**What you have to do:** Repeat the entries below exactly as they appear, with no pictures.
##### Data for this exercise #####
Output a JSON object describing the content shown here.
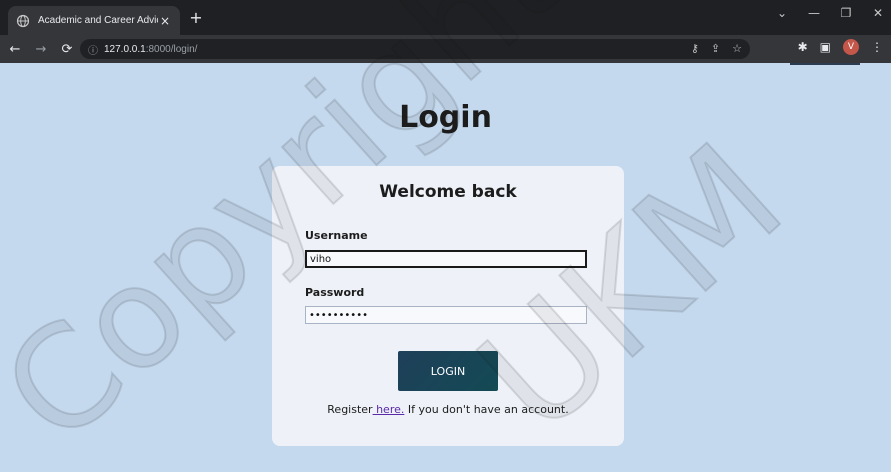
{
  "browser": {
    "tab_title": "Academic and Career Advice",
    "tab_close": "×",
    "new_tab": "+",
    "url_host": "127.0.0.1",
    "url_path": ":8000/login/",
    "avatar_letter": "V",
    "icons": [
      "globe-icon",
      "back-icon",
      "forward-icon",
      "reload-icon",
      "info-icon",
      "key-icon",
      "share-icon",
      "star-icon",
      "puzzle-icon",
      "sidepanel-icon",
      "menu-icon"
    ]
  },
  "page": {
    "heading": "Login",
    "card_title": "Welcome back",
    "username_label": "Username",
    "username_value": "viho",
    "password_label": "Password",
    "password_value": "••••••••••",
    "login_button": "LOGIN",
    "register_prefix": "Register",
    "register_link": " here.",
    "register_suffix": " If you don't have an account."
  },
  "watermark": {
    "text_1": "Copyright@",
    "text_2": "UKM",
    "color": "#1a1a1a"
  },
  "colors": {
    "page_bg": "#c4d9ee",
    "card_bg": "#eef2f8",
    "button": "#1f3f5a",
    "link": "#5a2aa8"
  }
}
#####
**Full solution:**
Output a JSON object describing the content shown here.
{
  "browser": {
    "tab_title": "Academic and Career Advice",
    "tab_close": "×",
    "new_tab": "+",
    "url_host": "127.0.0.1",
    "url_path": ":8000/login/",
    "avatar_letter": "V",
    "icons": [
      "globe-icon",
      "back-icon",
      "forward-icon",
      "reload-icon",
      "info-icon",
      "key-icon",
      "share-icon",
      "star-icon",
      "puzzle-icon",
      "sidepanel-icon",
      "menu-icon"
    ]
  },
  "page": {
    "heading": "Login",
    "card_title": "Welcome back",
    "username_label": "Username",
    "username_value": "viho",
    "password_label": "Password",
    "password_value": "••••••••••",
    "login_button": "LOGIN",
    "register_prefix": "Register",
    "register_link": " here.",
    "register_suffix": " If you don't have an account."
  },
  "watermark": {
    "text_1": "Copyright@",
    "text_2": "UKM",
    "color": "#1a1a1a"
  },
  "colors": {
    "page_bg": "#c4d9ee",
    "card_bg": "#eef2f8",
    "button": "#1f3f5a",
    "link": "#5a2aa8"
  }
}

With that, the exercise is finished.